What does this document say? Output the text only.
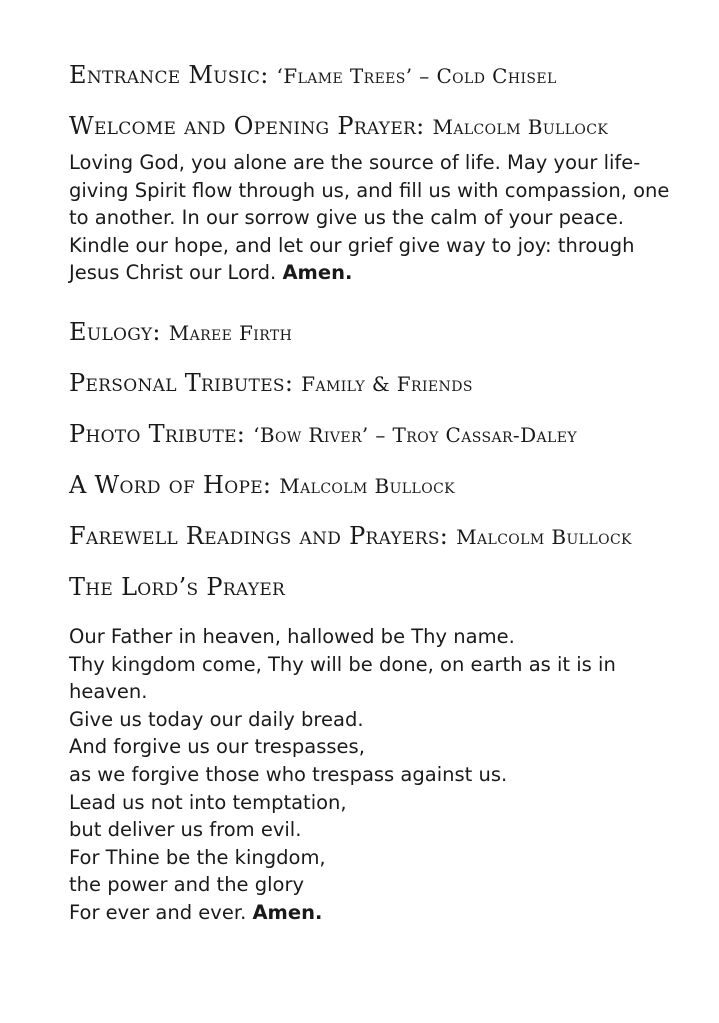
Entrance Music: ‘Flame Trees’ – Cold Chisel
Welcome and Opening Prayer: Malcolm Bullock
Loving God, you alone are the source of life. May your life-
giving Spirit flow through us, and fill us with compassion, one
to another. In our sorrow give us the calm of your peace.
Kindle our hope, and let our grief give way to joy: through
Jesus Christ our Lord. Amen.
Eulogy: Maree Firth
Personal Tributes: Family & Friends
Photo Tribute: ‘Bow River’ – Troy Cassar-Daley
A Word of Hope: Malcolm Bullock
Farewell Readings and Prayers: Malcolm Bullock
The Lord’s Prayer
Our Father in heaven, hallowed be Thy name.
Thy kingdom come, Thy will be done, on earth as it is in
heaven.
Give us today our daily bread.
And forgive us our trespasses,
as we forgive those who trespass against us.
Lead us not into temptation,
but deliver us from evil.
For Thine be the kingdom,
the power and the glory
For ever and ever. Amen.
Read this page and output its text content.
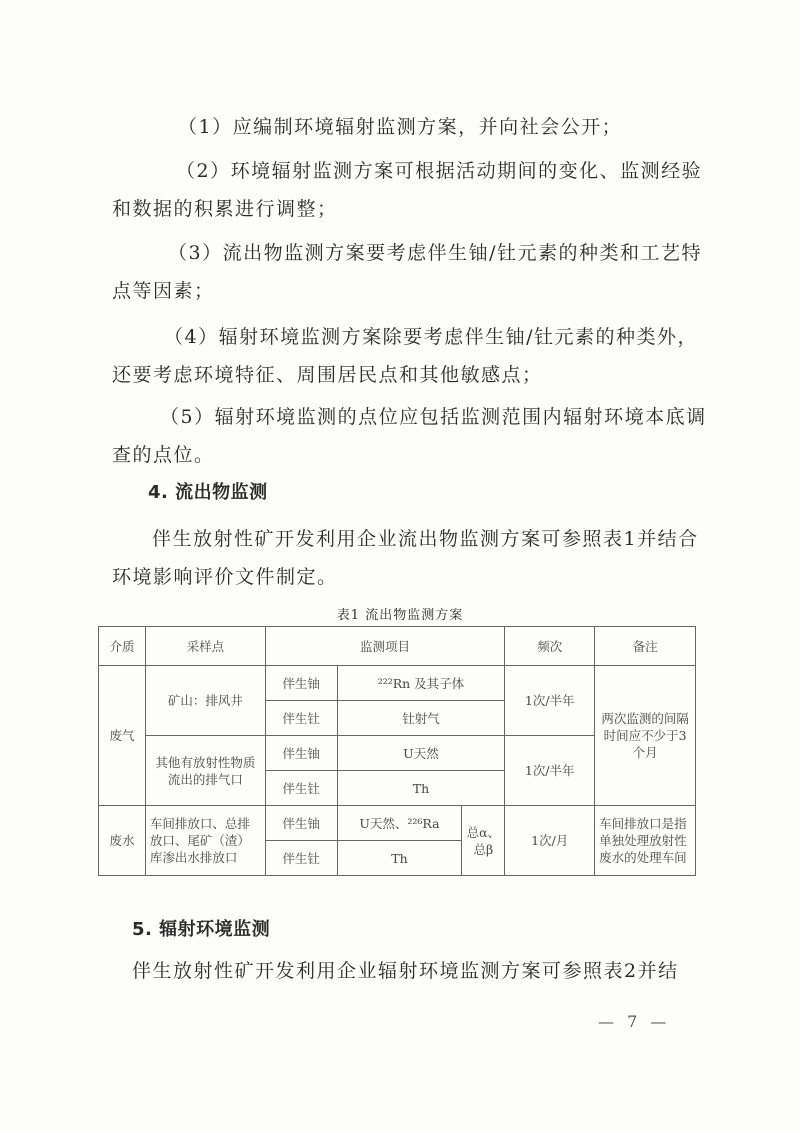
（1）应编制环境辐射监测方案，并向社会公开；

（2）环境辐射监测方案可根据活动期间的变化、监测经验和数据的积累进行调整；

（3）流出物监测方案要考虑伴生铀/钍元素的种类和工艺特点等因素；

（4）辐射环境监测方案除要考虑伴生铀/钍元素的种类外，还要考虑环境特征、周围居民点和其他敏感点；

（5）辐射环境监测的点位应包括监测范围内辐射环境本底调查的点位。

4. 流出物监测

伴生放射性矿开发利用企业流出物监测方案可参照表1并结合环境影响评价文件制定。

表1 流出物监测方案
介质	采样点	监测项目			频次	备注
废气	矿山：排风井	伴生铀	²²²Rn 及其子体		1次/半年	两次监测的间隔时间应不少于3个月
		伴生钍	钍射气			
	其他有放射性物质流出的排气口	伴生铀	U天然		1次/半年	
		伴生钍	Th			
废水	车间排放口、总排放口、尾矿（渣）库渗出水排放口	伴生铀	U天然、²²⁶Ra	总α、总β	1次/月	车间排放口是指单独处理放射性废水的处理车间
		伴生钍	Th			
5. 辐射环境监测

伴生放射性矿开发利用企业辐射环境监测方案可参照表2并结

— 7 —
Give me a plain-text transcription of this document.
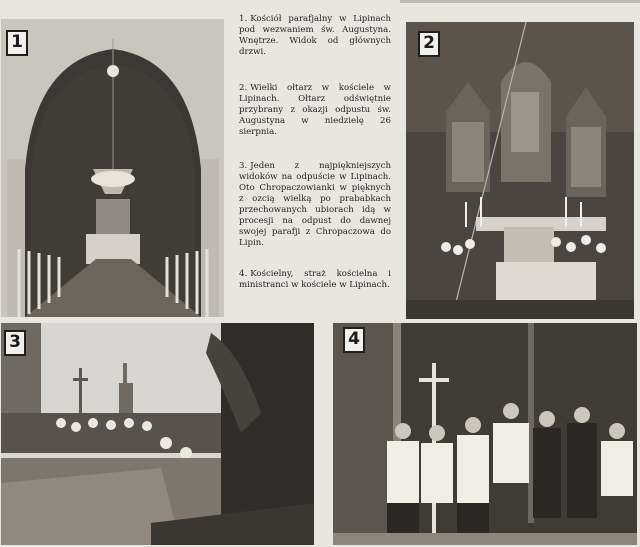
1

1. Kościół parafjalny w Lipinach pod wezwaniem św. Augustyna. Wnętrze. Widok od głównych drzwi.

2. Wielki ołtarz w kościele w Lipinach. Ołtarz odświętnie przybrany z okazji odpustu św. Augustyna w niedzielę 26 sierpnia.

3. Jeden z najpiękniejszych widoków na odpuście w Lipinach. Oto Chropaczowianki w pięknych z ozcią wielką po prababkach przechowanych ubiorach idą w procesji na odpust do dawnej swojej parafji z Chropaczowa do Lipin.

4. Kościelny, straż kościelna i ministranci w kościele w Lipinach.

2
3	4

#####

### Objective:
List all lines holding the string "Malcolm".

### Solved problem:
Welcome and Opening Prayer: Malcolm Bullock
A Word of Hope: Malcolm Bullock
Farewell Readings and Prayers: Malcolm Bullock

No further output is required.